Task: In your copy, repeat the records exactly and leave out the pictures.

Stored items from a collection
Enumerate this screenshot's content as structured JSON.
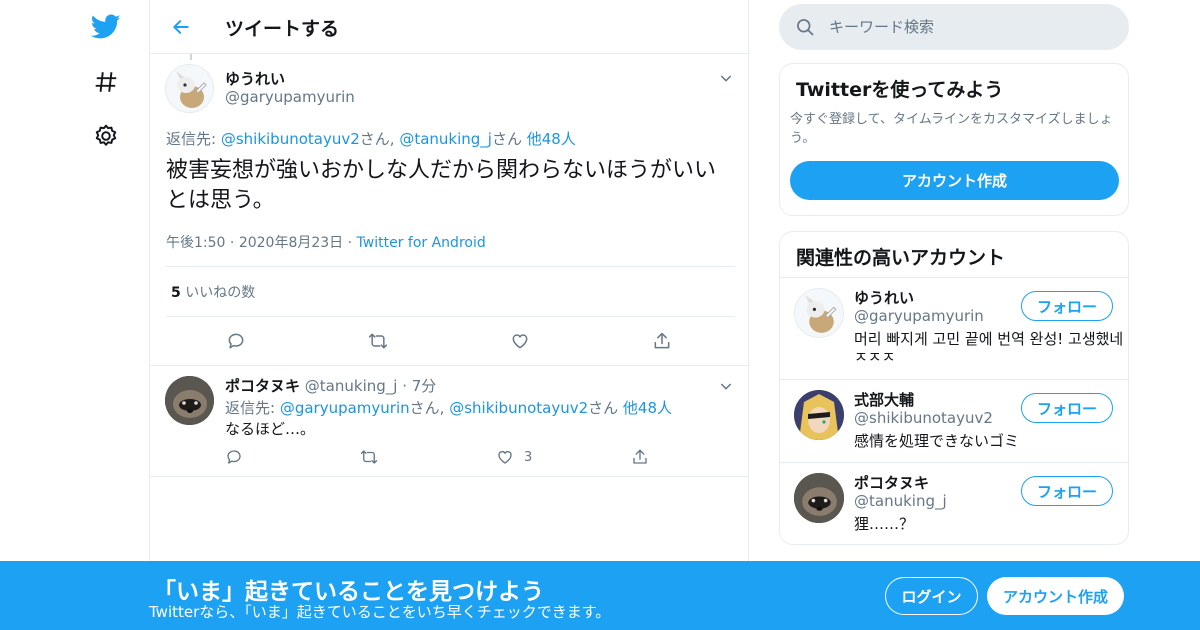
{
  "header": {
    "title": "ツイートする"
  },
  "nav": {
    "icons": [
      "twitter-bird-icon",
      "hashtag-icon",
      "gear-icon"
    ]
  },
  "main_tweet": {
    "name": "ゆうれい",
    "handle": "@garyupamyurin",
    "reply_prefix": "返信先: ",
    "reply_user1": "@shikibunotayuv2",
    "reply_san1": "さん, ",
    "reply_user2": "@tanuking_j",
    "reply_san2": "さん ",
    "reply_others": "他48人",
    "text": "被害妄想が強いおかしな人だから関わらないほうがいいとは思う。",
    "time": "午後1:50",
    "date": "2020年8月23日",
    "source": "Twitter for Android",
    "like_count": "5",
    "like_label": " いいねの数"
  },
  "reply_tweet": {
    "name": "ポコタヌキ",
    "handle": "@tanuking_j",
    "time": "7分",
    "reply_prefix": "返信先: ",
    "reply_user1": "@garyupamyurin",
    "reply_san1": "さん, ",
    "reply_user2": "@shikibunotayuv2",
    "reply_san2": "さん ",
    "reply_others": "他48人",
    "text": "なるほど…。",
    "like_count": "3"
  },
  "search": {
    "placeholder": "キーワード検索"
  },
  "signup_card": {
    "title": "Twitterを使ってみよう",
    "description": "今すぐ登録して、タイムラインをカスタマイズしましょう。",
    "button": "アカウント作成"
  },
  "related": {
    "title": "関連性の高いアカウント",
    "follow_label": "フォロー",
    "accounts": [
      {
        "name": "ゆうれい",
        "handle": "@garyupamyurin",
        "bio": "머리 빠지게 고민 끝에 번역 완성! 고생했네 ㅈㅈㅈ"
      },
      {
        "name": "式部大輔",
        "handle": "@shikibunotayuv2",
        "bio": "感情を処理できないゴミ"
      },
      {
        "name": "ポコタヌキ",
        "handle": "@tanuking_j",
        "bio": "狸……？"
      }
    ]
  },
  "bottom_bar": {
    "title": "「いま」起きていることを見つけよう",
    "subtitle": "Twitterなら、「いま」起きていることをいち早くチェックできます。",
    "login": "ログイン",
    "signup": "アカウント作成"
  },
  "colors": {
    "accent": "#1da1f2",
    "link": "#1b95e0",
    "muted": "#657786",
    "border": "#e6ecf0"
  }
}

Exercise solution:
Enumerate this screenshot's content as structured JSON.
{
  "header": {
    "title": "ツイートする"
  },
  "nav": {
    "icons": [
      "twitter-bird-icon",
      "hashtag-icon",
      "gear-icon"
    ]
  },
  "main_tweet": {
    "name": "ゆうれい",
    "handle": "@garyupamyurin",
    "reply_prefix": "返信先: ",
    "reply_user1": "@shikibunotayuv2",
    "reply_san1": "さん, ",
    "reply_user2": "@tanuking_j",
    "reply_san2": "さん ",
    "reply_others": "他48人",
    "text": "被害妄想が強いおかしな人だから関わらないほうがいいとは思う。",
    "time": "午後1:50",
    "date": "2020年8月23日",
    "source": "Twitter for Android",
    "like_count": "5",
    "like_label": " いいねの数"
  },
  "reply_tweet": {
    "name": "ポコタヌキ",
    "handle": "@tanuking_j",
    "time": "7分",
    "reply_prefix": "返信先: ",
    "reply_user1": "@garyupamyurin",
    "reply_san1": "さん, ",
    "reply_user2": "@shikibunotayuv2",
    "reply_san2": "さん ",
    "reply_others": "他48人",
    "text": "なるほど…。",
    "like_count": "3"
  },
  "search": {
    "placeholder": "キーワード検索"
  },
  "signup_card": {
    "title": "Twitterを使ってみよう",
    "description": "今すぐ登録して、タイムラインをカスタマイズしましょう。",
    "button": "アカウント作成"
  },
  "related": {
    "title": "関連性の高いアカウント",
    "follow_label": "フォロー",
    "accounts": [
      {
        "name": "ゆうれい",
        "handle": "@garyupamyurin",
        "bio": "머리 빠지게 고민 끝에 번역 완성! 고생했네 ㅈㅈㅈ"
      },
      {
        "name": "式部大輔",
        "handle": "@shikibunotayuv2",
        "bio": "感情を処理できないゴミ"
      },
      {
        "name": "ポコタヌキ",
        "handle": "@tanuking_j",
        "bio": "狸……？"
      }
    ]
  },
  "bottom_bar": {
    "title": "「いま」起きていることを見つけよう",
    "subtitle": "Twitterなら、「いま」起きていることをいち早くチェックできます。",
    "login": "ログイン",
    "signup": "アカウント作成"
  },
  "colors": {
    "accent": "#1da1f2",
    "link": "#1b95e0",
    "muted": "#657786",
    "border": "#e6ecf0"
  }
}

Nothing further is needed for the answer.